━━━━━ Data to process ━━━━━

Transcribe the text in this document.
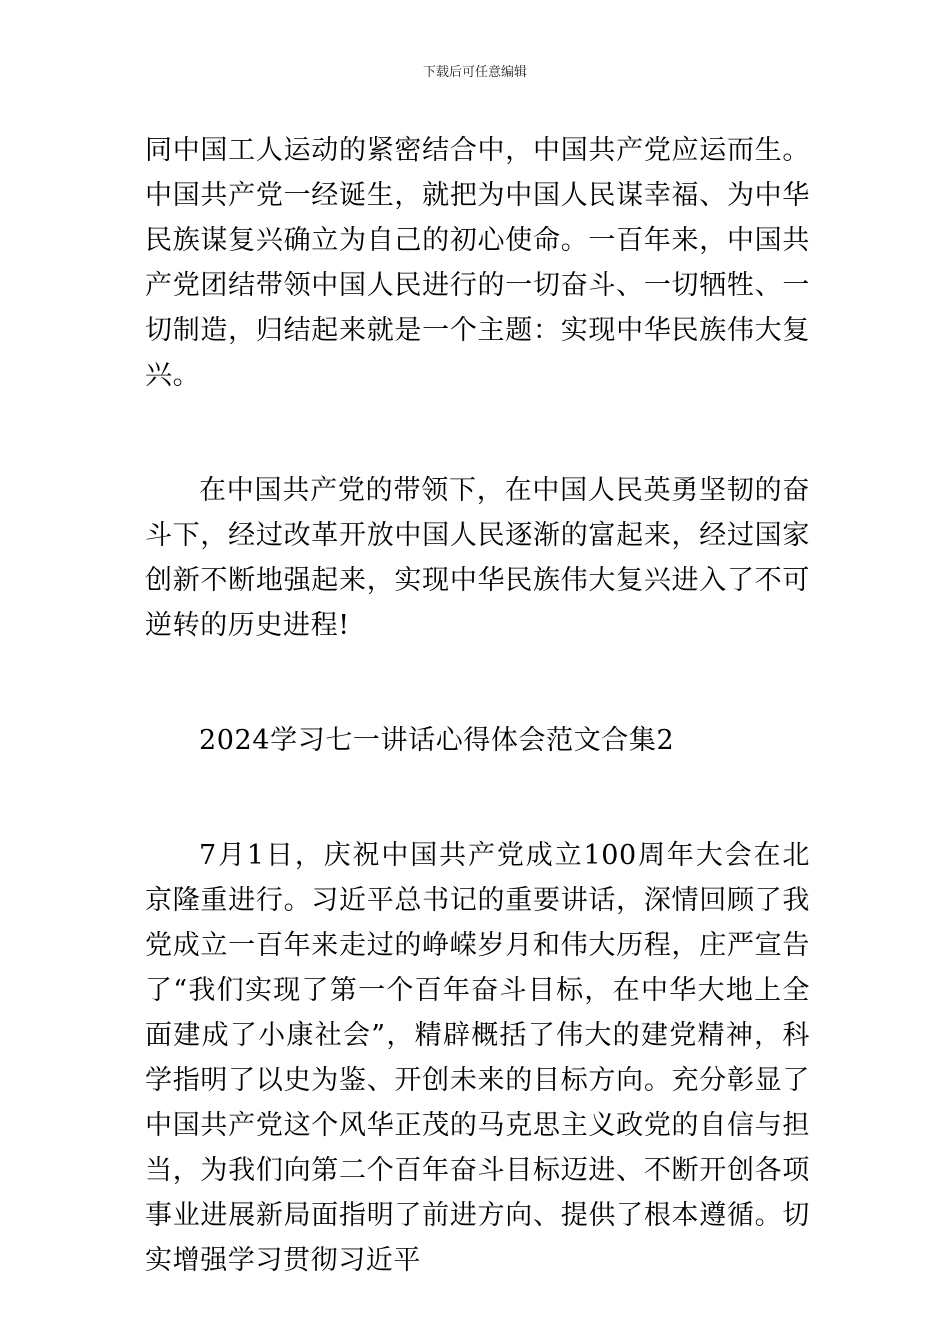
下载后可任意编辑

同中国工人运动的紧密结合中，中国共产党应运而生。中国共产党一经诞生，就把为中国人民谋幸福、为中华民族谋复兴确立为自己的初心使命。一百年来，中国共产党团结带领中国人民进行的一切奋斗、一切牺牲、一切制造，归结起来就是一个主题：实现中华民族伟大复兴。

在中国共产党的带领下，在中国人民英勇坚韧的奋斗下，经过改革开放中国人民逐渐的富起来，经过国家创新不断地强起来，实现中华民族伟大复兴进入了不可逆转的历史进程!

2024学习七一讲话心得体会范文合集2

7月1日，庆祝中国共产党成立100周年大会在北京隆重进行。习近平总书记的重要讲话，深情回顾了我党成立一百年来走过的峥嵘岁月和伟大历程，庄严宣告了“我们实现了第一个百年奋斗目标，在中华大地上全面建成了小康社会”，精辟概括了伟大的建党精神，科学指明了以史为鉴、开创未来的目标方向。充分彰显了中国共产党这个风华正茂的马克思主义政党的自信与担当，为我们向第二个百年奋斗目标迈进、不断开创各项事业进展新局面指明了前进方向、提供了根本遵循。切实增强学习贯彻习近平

━━━━━
━━━━━ Data to process ━━━━━

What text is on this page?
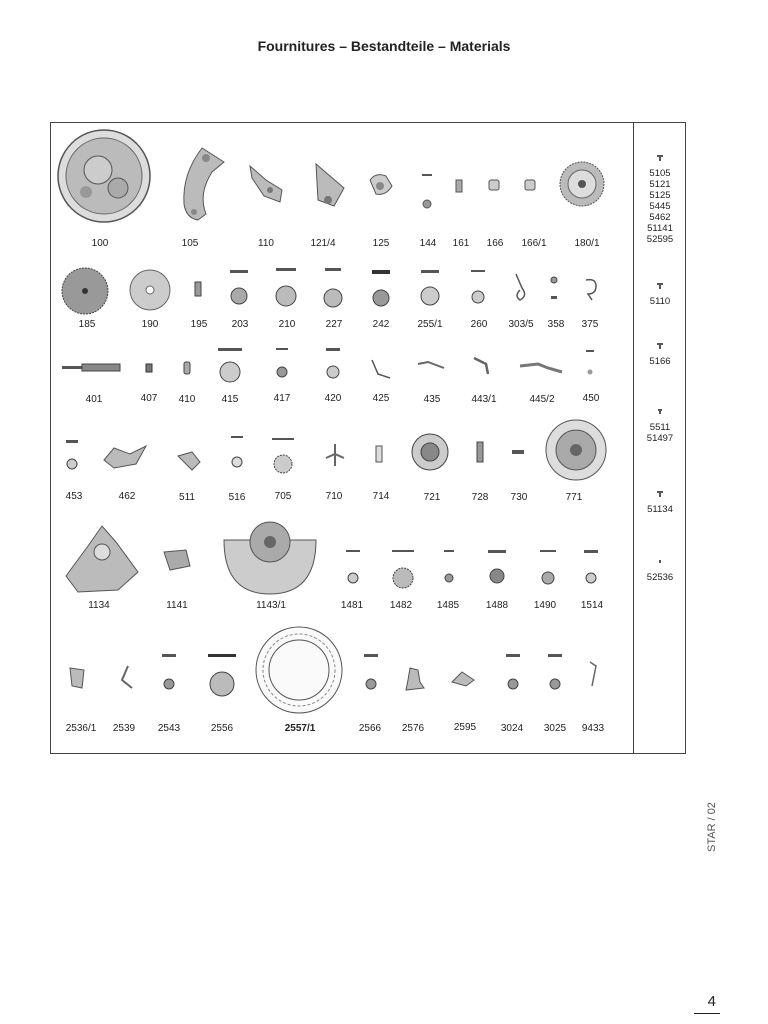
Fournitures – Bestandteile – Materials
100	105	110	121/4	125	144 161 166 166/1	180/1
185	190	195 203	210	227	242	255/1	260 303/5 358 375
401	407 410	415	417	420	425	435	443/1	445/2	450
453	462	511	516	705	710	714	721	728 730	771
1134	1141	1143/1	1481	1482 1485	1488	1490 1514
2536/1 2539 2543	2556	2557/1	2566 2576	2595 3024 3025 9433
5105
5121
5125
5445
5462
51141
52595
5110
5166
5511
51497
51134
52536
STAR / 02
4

━━━━━
━━━━━ Data to process ━━━━━

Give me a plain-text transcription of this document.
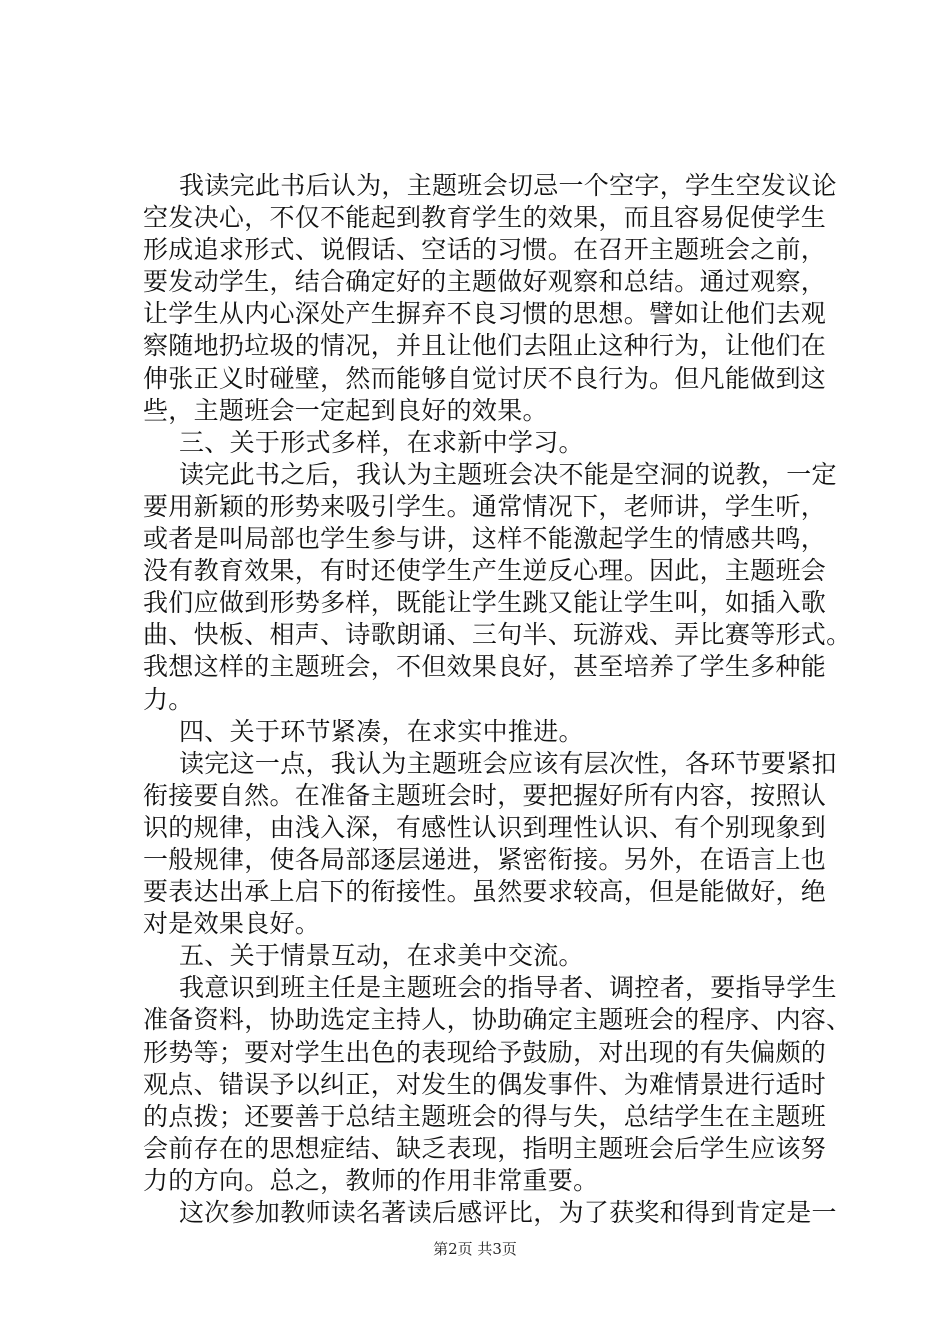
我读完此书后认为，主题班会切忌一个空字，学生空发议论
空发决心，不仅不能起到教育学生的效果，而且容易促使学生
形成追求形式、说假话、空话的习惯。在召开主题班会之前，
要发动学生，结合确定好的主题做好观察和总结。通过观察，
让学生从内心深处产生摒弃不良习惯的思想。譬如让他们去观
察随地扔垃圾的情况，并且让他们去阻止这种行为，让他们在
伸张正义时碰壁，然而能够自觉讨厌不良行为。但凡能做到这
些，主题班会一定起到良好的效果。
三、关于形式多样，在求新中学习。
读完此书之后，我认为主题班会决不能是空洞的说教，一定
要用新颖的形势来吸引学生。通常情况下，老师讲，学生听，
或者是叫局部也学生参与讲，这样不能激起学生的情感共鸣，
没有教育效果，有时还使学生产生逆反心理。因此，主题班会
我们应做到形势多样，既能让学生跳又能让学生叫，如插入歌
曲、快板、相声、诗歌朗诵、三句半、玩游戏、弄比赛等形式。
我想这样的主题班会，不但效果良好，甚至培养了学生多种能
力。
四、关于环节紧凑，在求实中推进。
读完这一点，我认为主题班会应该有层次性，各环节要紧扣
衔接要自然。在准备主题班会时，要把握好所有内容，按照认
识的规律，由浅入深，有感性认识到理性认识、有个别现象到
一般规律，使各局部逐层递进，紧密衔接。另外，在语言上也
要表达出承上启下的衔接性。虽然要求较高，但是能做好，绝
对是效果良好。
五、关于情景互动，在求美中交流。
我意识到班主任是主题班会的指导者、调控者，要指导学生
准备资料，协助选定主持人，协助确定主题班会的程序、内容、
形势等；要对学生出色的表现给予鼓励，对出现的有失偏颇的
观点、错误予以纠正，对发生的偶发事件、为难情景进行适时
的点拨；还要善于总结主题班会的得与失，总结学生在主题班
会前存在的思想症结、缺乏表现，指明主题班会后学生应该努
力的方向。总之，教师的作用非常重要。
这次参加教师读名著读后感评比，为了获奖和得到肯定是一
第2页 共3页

━━━━━

Job:
Every line in the data above that contains "this" needs to be copied.

Written response:
Transcribe the text in this document.
What text is on this page?
Give me a plain-text transcription of this document.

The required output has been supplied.